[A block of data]
━━━

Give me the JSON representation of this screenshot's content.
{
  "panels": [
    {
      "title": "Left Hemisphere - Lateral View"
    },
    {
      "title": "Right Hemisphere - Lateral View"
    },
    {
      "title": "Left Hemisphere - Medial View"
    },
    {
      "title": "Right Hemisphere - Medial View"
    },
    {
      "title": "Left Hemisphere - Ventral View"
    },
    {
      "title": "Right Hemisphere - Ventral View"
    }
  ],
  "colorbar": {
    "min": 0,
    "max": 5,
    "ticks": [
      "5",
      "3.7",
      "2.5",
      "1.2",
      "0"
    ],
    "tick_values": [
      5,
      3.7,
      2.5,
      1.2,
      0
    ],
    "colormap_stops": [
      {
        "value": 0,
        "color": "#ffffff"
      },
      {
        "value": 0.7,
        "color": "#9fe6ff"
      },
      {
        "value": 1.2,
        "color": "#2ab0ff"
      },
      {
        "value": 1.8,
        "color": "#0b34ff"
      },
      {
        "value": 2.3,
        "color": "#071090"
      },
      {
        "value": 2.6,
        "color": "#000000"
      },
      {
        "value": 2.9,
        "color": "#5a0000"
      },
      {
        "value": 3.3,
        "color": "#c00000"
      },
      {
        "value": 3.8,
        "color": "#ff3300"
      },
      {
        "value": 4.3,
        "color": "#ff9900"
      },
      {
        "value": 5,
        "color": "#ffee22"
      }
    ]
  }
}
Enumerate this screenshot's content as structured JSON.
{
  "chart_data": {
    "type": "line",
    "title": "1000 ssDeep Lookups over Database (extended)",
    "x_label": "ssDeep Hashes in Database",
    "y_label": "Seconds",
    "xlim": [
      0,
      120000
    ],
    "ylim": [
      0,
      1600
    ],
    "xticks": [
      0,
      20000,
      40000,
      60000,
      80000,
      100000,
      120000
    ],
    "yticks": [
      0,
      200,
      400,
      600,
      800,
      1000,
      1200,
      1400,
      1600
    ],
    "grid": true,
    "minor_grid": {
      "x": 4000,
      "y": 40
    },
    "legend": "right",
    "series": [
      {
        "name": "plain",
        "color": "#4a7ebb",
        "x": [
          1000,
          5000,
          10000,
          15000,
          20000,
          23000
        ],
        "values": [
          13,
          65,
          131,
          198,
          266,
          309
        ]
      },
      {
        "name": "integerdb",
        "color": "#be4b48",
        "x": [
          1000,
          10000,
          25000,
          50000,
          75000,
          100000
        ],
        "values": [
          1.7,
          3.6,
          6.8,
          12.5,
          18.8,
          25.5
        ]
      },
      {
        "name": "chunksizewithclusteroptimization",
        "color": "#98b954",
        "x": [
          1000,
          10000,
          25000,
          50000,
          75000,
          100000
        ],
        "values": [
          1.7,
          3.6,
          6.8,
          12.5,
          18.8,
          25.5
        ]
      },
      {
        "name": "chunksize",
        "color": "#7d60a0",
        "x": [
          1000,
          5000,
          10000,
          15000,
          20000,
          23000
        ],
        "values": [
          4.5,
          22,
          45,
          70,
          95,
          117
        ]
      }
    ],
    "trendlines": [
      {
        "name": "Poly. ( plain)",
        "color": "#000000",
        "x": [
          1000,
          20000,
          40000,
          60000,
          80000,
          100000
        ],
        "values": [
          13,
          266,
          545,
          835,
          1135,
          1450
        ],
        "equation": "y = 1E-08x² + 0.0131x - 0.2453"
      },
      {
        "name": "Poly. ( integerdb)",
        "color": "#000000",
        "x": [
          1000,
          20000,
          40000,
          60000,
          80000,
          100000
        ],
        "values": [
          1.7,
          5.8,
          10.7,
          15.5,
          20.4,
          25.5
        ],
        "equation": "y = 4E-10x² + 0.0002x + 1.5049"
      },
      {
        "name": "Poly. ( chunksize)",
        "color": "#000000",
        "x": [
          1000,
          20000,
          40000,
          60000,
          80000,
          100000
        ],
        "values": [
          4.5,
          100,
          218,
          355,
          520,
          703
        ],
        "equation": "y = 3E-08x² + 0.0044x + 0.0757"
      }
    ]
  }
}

━━━

# [The task]
Write out every entry verbatim.

# [Result of this task]
Give me the JSON representation of this screenshot's content.
{
  "panels": [
    {
      "title": "Left Hemisphere - Lateral View"
    },
    {
      "title": "Right Hemisphere - Lateral View"
    },
    {
      "title": "Left Hemisphere - Medial View"
    },
    {
      "title": "Right Hemisphere - Medial View"
    },
    {
      "title": "Left Hemisphere - Ventral View"
    },
    {
      "title": "Right Hemisphere - Ventral View"
    }
  ],
  "colorbar": {
    "min": 0,
    "max": 5,
    "ticks": [
      "5",
      "3.7",
      "2.5",
      "1.2",
      "0"
    ],
    "tick_values": [
      5,
      3.7,
      2.5,
      1.2,
      0
    ],
    "colormap_stops": [
      {
        "value": 0,
        "color": "#ffffff"
      },
      {
        "value": 0.7,
        "color": "#9fe6ff"
      },
      {
        "value": 1.2,
        "color": "#2ab0ff"
      },
      {
        "value": 1.8,
        "color": "#0b34ff"
      },
      {
        "value": 2.3,
        "color": "#071090"
      },
      {
        "value": 2.6,
        "color": "#000000"
      },
      {
        "value": 2.9,
        "color": "#5a0000"
      },
      {
        "value": 3.3,
        "color": "#c00000"
      },
      {
        "value": 3.8,
        "color": "#ff3300"
      },
      {
        "value": 4.3,
        "color": "#ff9900"
      },
      {
        "value": 5,
        "color": "#ffee22"
      }
    ]
  }
}
Enumerate this screenshot's content as structured JSON.
{
  "chart_data": {
    "type": "line",
    "title": "1000 ssDeep Lookups over Database (extended)",
    "x_label": "ssDeep Hashes in Database",
    "y_label": "Seconds",
    "xlim": [
      0,
      120000
    ],
    "ylim": [
      0,
      1600
    ],
    "xticks": [
      0,
      20000,
      40000,
      60000,
      80000,
      100000,
      120000
    ],
    "yticks": [
      0,
      200,
      400,
      600,
      800,
      1000,
      1200,
      1400,
      1600
    ],
    "grid": true,
    "minor_grid": {
      "x": 4000,
      "y": 40
    },
    "legend": "right",
    "series": [
      {
        "name": "plain",
        "color": "#4a7ebb",
        "x": [
          1000,
          5000,
          10000,
          15000,
          20000,
          23000
        ],
        "values": [
          13,
          65,
          131,
          198,
          266,
          309
        ]
      },
      {
        "name": "integerdb",
        "color": "#be4b48",
        "x": [
          1000,
          10000,
          25000,
          50000,
          75000,
          100000
        ],
        "values": [
          1.7,
          3.6,
          6.8,
          12.5,
          18.8,
          25.5
        ]
      },
      {
        "name": "chunksizewithclusteroptimization",
        "color": "#98b954",
        "x": [
          1000,
          10000,
          25000,
          50000,
          75000,
          100000
        ],
        "values": [
          1.7,
          3.6,
          6.8,
          12.5,
          18.8,
          25.5
        ]
      },
      {
        "name": "chunksize",
        "color": "#7d60a0",
        "x": [
          1000,
          5000,
          10000,
          15000,
          20000,
          23000
        ],
        "values": [
          4.5,
          22,
          45,
          70,
          95,
          117
        ]
      }
    ],
    "trendlines": [
      {
        "name": "Poly. ( plain)",
        "color": "#000000",
        "x": [
          1000,
          20000,
          40000,
          60000,
          80000,
          100000
        ],
        "values": [
          13,
          266,
          545,
          835,
          1135,
          1450
        ],
        "equation": "y = 1E-08x² + 0.0131x - 0.2453"
      },
      {
        "name": "Poly. ( integerdb)",
        "color": "#000000",
        "x": [
          1000,
          20000,
          40000,
          60000,
          80000,
          100000
        ],
        "values": [
          1.7,
          5.8,
          10.7,
          15.5,
          20.4,
          25.5
        ],
        "equation": "y = 4E-10x² + 0.0002x + 1.5049"
      },
      {
        "name": "Poly. ( chunksize)",
        "color": "#000000",
        "x": [
          1000,
          20000,
          40000,
          60000,
          80000,
          100000
        ],
        "values": [
          4.5,
          100,
          218,
          355,
          520,
          703
        ],
        "equation": "y = 3E-08x² + 0.0044x + 0.0757"
      }
    ]
  }
}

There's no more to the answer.